_Fragmento del documento_.
□ □ □ □ □
Tan anonadada quedó la condesa que no se percató de cuando la estancia quedó vacía, y apenas escuchó leves murmullos de impugnación de parientes inconformes. Sólo muy tarde, cuando se encontraba casi sola, se levantó de su asiento y se dirigió al hombre que los había convocado.
"Puedo entender los otros, pero ¿paz? ¿Le dio Alfred alguna explicación?"
"Ninguna, madame, pero me atrevería a decir que fue por usted".
"¿Por mí? No lo había visto en viente años, trabajé con él muy poco tiempo".
"Y aún así deseó que estuviera aquí, pese a no ser familia ni beneficiaria directa en el testamento. No me atrevería a hablar por el señor Nobel, pero que conservara todas sus cartas es señal de que la apreciaba más de lo que se imagina..."
"Como periodista tal vez, como escritora, puede que incluso como mujer, alguna vez, pero el premio..."
□ □ □ □ □
_Material proporcionado_.
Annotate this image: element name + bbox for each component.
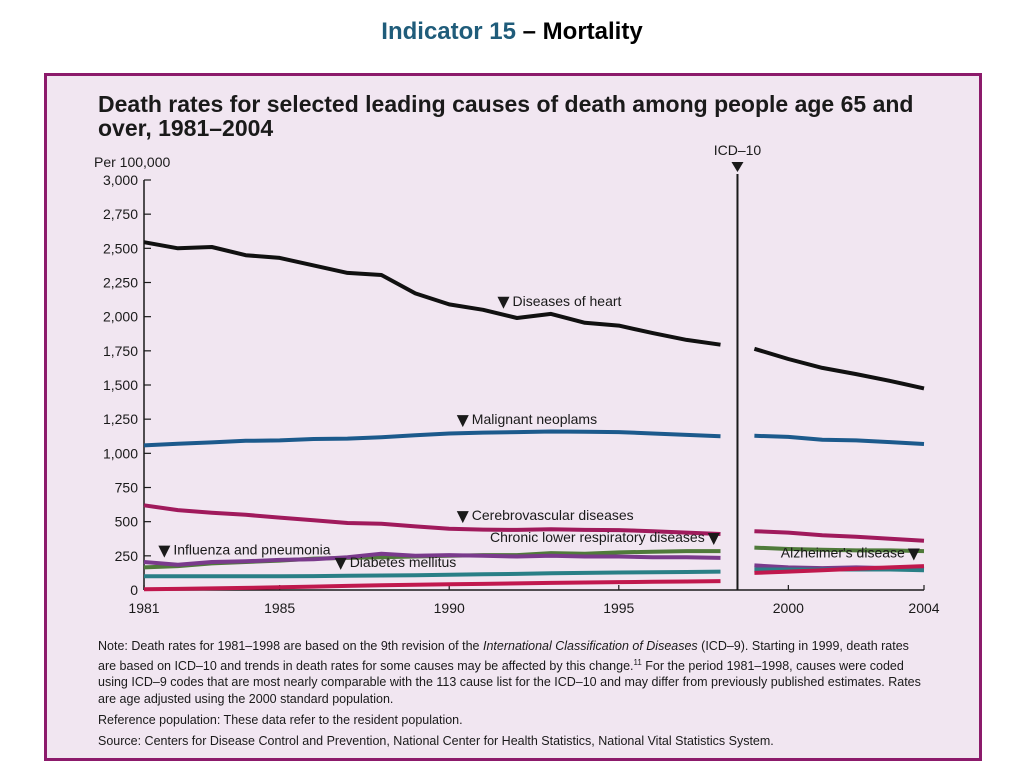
- series-line: [143, 503, 721, 536]
- note-footnote-ref: 11: [633, 657, 642, 667]
- y-tick-label: 500: [115, 514, 139, 530]
- series-line: [143, 240, 721, 347]
- series-line: [144, 569, 721, 579]
- x-tick-label: 1981: [128, 600, 159, 616]
- source-text: Source: Centers for Disease Control and …: [98, 734, 774, 748]
- x-tick-label: 2000: [773, 600, 804, 616]
- annotation-label: Chronic lower respiratory diseases: [490, 529, 705, 545]
- slide-title-topic: – Mortality: [516, 18, 643, 45]
- chart-title: Death rates for selected leading causes …: [98, 91, 914, 141]
- icd10-label: ICD–10: [714, 142, 762, 158]
- x-tick-label: 2004: [908, 600, 939, 616]
- slide-title: Indicator 15 – Mortality: [0, 18, 1024, 46]
- y-tick-label: 2,250: [103, 275, 138, 291]
- annotation-label: Influenza and pneumonia: [173, 542, 330, 558]
- series-line: [143, 551, 721, 567]
- annotation-pointer-icon: [907, 548, 920, 561]
- note-part: (ICD–9). Starting in 1999, death rates a…: [98, 639, 909, 673]
- note-part: For the period 1981–1998, causes were co…: [98, 658, 921, 706]
- x-tick-label: 1990: [434, 600, 465, 616]
- chart-panel: Death rates for selected leading causes …: [44, 73, 982, 761]
- note-part: Note: Death rates for 1981–1998 are base…: [98, 639, 483, 653]
- series-line: [754, 433, 925, 446]
- icd10-marker-icon: [731, 162, 744, 172]
- x-tick-label: 1995: [603, 600, 634, 616]
- series-line: [143, 429, 721, 448]
- y-axis-label: Per 100,000: [94, 154, 170, 170]
- annotation-pointer-icon: [158, 545, 171, 558]
- series-line: [754, 545, 925, 554]
- y-tick-label: 1,250: [103, 411, 138, 427]
- annotation-label: Malignant neoplams: [472, 411, 597, 427]
- note-italic: International Classification of Diseases: [482, 639, 698, 653]
- series-line: [754, 529, 925, 543]
- y-tick-label: 1,750: [103, 343, 138, 359]
- annotation-pointer-icon: [456, 511, 469, 524]
- annotation-label: Diseases of heart: [512, 293, 621, 309]
- y-tick-label: 2,750: [103, 206, 138, 222]
- note-text: Note: Death rates for 1981–1998 are base…: [98, 638, 928, 707]
- line-chart: Per 100,000 0 250 500 750 1,000 1,250 1,500 1,75…: [94, 142, 940, 616]
- slide-title-indicator: Indicator 15: [381, 18, 516, 45]
- y-tick-label: 3,000: [103, 172, 138, 188]
- x-tick-label: 1985: [264, 600, 295, 616]
- y-tick-label: 750: [115, 480, 139, 496]
- y-tick-label: 2,000: [103, 309, 138, 325]
- annotation-pointer-icon: [456, 415, 469, 428]
- annotation-pointer-icon: [334, 557, 347, 570]
- y-tick-label: 1,500: [103, 377, 138, 393]
- annotation-label: Cerebrovascular diseases: [472, 507, 634, 523]
- annotation-label: Alzheimer's disease: [781, 544, 905, 560]
- series-line: [143, 579, 721, 592]
- y-tick-label: 250: [115, 548, 139, 564]
- y-tick-label: 0: [130, 582, 138, 598]
- annotation-pointer-icon: [497, 296, 510, 309]
- reference-text: Reference population: These data refer t…: [98, 713, 463, 727]
- series-line: [754, 564, 925, 575]
- annotation-label: Diabetes mellitus: [350, 554, 457, 570]
- series-line: [753, 346, 925, 391]
- y-tick-label: 2,500: [103, 240, 138, 256]
- y-tick-label: 1,000: [103, 445, 138, 461]
- annotation-pointer-icon: [707, 533, 720, 546]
□ □ □ □ □
_Tareas y ejercicios_.
a – Resume el fragmento en dos oraciones.
b – Copia sin cambios las filas, empezando por la que contiene "- series-line: [143, 503, 721, 536]" y siguiendo hasta la que contiene "- x-tick-label: 1981: [128, 600, 159, 616]", ambas incluidas.

_Respuestas_.
a – La condesa, aturdida, no nota que la estancia se vacía y, casi sola, se acerca al hombre que los había convocado para preguntarle si Alfred explicó lo de la paz. Él responde que no, pero cree que fue por ella, pues el señor Nobel quiso que estuviera presente sin ser familia ni beneficiaria directa y conservó todas sus cartas.

b –
- series-line: [143, 503, 721, 536]
- note-footnote-ref: 11: [633, 657, 642, 667]
- y-tick-label: 500: [115, 514, 139, 530]
- series-line: [143, 240, 721, 347]
- series-line: [144, 569, 721, 579]
- x-tick-label: 1981: [128, 600, 159, 616]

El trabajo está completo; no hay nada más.